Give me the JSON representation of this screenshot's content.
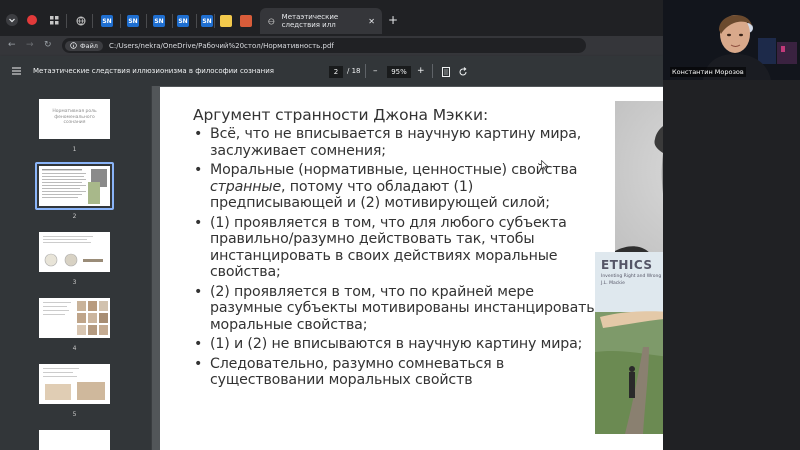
{
  "browser": {
    "tabs": [
      {
        "label": "SN",
        "icon": "sn-icon"
      },
      {
        "label": "SN",
        "icon": "sn-icon"
      },
      {
        "label": "SN",
        "icon": "sn-icon"
      },
      {
        "label": "SN",
        "icon": "sn-icon"
      },
      {
        "label": "SN",
        "icon": "sn-icon"
      }
    ],
    "active_tab": {
      "label": "Метаэтические следствия илл"
    },
    "new_tab": "+",
    "address": {
      "chip": "Файл",
      "url": "C:/Users/nekra/OneDrive/Рабочий%20стол/Нормативность.pdf"
    }
  },
  "pdf": {
    "title": "Метаэтические следствия иллюзионизма в философии сознания",
    "current_page": "2",
    "total_pages": "/ 18",
    "zoom": "95%",
    "minus": "–",
    "plus": "+",
    "thumbnails": [
      {
        "num": "1",
        "title": "Нормативная роль феноменального сознания"
      },
      {
        "num": "2"
      },
      {
        "num": "3"
      },
      {
        "num": "4"
      },
      {
        "num": "5"
      }
    ]
  },
  "slide": {
    "heading": "Аргумент странности Джона Мэкки:",
    "b1": "Всё, что не вписывается в научную картину мира, заслуживает сомнения;",
    "b2_pre": "Моральные (нормативные, ценностные) свойства ",
    "b2_em": "странные",
    "b2_post": ", потому что обладают (1) предписывающей и (2) мотивирующей силой;",
    "b3": "(1) проявляется в том, что для любого субъекта правильно/разумно действовать так, чтобы инстанцировать в своих действиях моральные свойства;",
    "b4": "(2) проявляется в том, что по крайней мере разумные субъекты мотивированы инстанцировать моральные свойства;",
    "b5": "(1) и (2) не вписываются в научную картину мира;",
    "b6": "Следовательно, разумно сомневаться в существовании моральных свойств",
    "book": {
      "title": "ETHICS",
      "subtitle": "Inventing Right and Wrong",
      "author": "J.L. Mackie"
    }
  },
  "video": {
    "participant_name": "Константин Морозов"
  },
  "watermark": "ZO",
  "colors": {
    "selection": "#8ab4f8",
    "sn_brand": "#1f6fd1"
  }
}
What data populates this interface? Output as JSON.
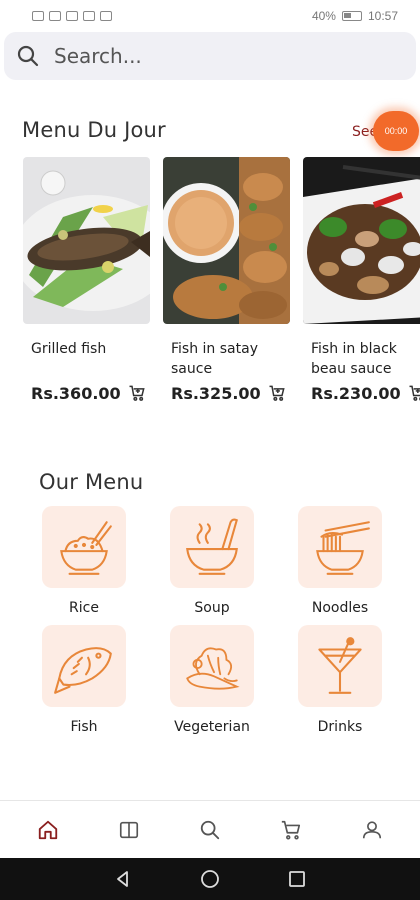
{
  "status": {
    "battery": "40%",
    "time": "10:57"
  },
  "search": {
    "placeholder": "Search..."
  },
  "menu_du_jour": {
    "title": "Menu Du Jour",
    "see_all": "See",
    "timer": "00:00",
    "items": [
      {
        "name": "Grilled fish",
        "price": "Rs.360.00"
      },
      {
        "name": "Fish in satay sauce",
        "price": "Rs.325.00"
      },
      {
        "name": "Fish in black beau sauce",
        "price": "Rs.230.00"
      }
    ]
  },
  "our_menu": {
    "title": "Our Menu",
    "categories": [
      {
        "label": "Rice",
        "icon": "rice-bowl-icon"
      },
      {
        "label": "Soup",
        "icon": "soup-bowl-icon"
      },
      {
        "label": "Noodles",
        "icon": "noodles-icon"
      },
      {
        "label": "Fish",
        "icon": "fish-icon"
      },
      {
        "label": "Vegeterian",
        "icon": "vegetables-icon"
      },
      {
        "label": "Drinks",
        "icon": "cocktail-icon"
      }
    ]
  },
  "bottom_nav": [
    "home-icon",
    "menu-book-icon",
    "search-icon",
    "cart-icon",
    "profile-icon"
  ],
  "colors": {
    "accent": "#e8873a",
    "tile_bg": "#fdece4",
    "see_all": "#8a1f1f",
    "timer": "#f26a2a"
  }
}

════

Find the word "this" in the entries, and copy every line it shows up in.

Give me the JSON representation of this screenshot's content.
What data populates this interface? Output as JSON.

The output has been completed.